▸ **Goals**
(A) Decide whether each statement agrees with the forum thread below, answering yes or no and quoting the words of the thread that settle it. (i) The thread has 237 replies. (ii) Mummyontherun86 says everything can be fit into the day when looking after babies and pre-schoolers. (iii) Whiskaspie writes that the bath has been left for Whiskaspie to empty many times.
(B) In the forum thread below, what does Mummyontherun86 say a parent of babies and pre-schoolers has to think like?

Share your dilemmas and get honest opinions from other Mumsnetters.

Can *everything* be fit into the 6am-6pm working day?

237 replies

Whiskaspie · 19/02/2018 02:32

And I mean everything bar putting dishwasher on after dinner and putting kids to bed. All house/food/bills/kids/garden/planning etc etc...if one were a sahp.

OP posts:
Mummyontherun86 · 19/02/2018 10:35

Not if you are looking after babies and pre-schoolers (unless they are a rare breed who nap simultaneously!). You have to think like a childminder and jobs can only be short and around child activities.

Whiskaspie · 19/02/2018 10:35

Still catching up on replies, but I'll reiterate that I do actually get stuff done through the day, it's the extra things which crop up that some ppl here don't maybe class as chores, but which still need doing, as op mentioned- clothes in laundry, bath emptying etc. Seriously, bath has been left for me to empty and clothes all over floors on so many occasions I can't count. Yes, I constantly need to get on at the dc to do their bit, but they're not exactly seeing a v good role model. And I don't see why this is (again) solely my job if it happens in the evening.
I do everything on your list bar the gardening and work full time. If I were at home it would be a breeze and I'd have the majority of the day free to do as I pleased.

▸ **Source material**
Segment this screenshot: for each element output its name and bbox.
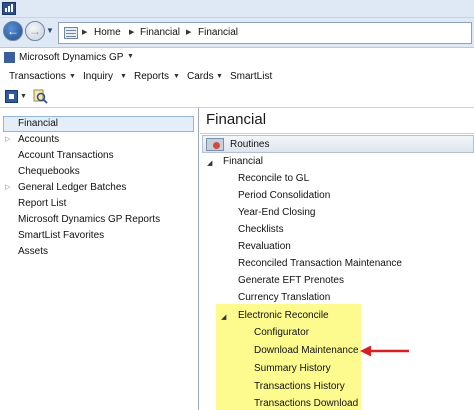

▸ **Complete answers**
(A)
(i) Yes: "237 replies"
(ii) No: "Not if you are looking after babies and pre-schoolers"
(iii) Yes: "bath has been left for me to empty and clothes all over floors on so many occasions I can't count"

(B) A childminder.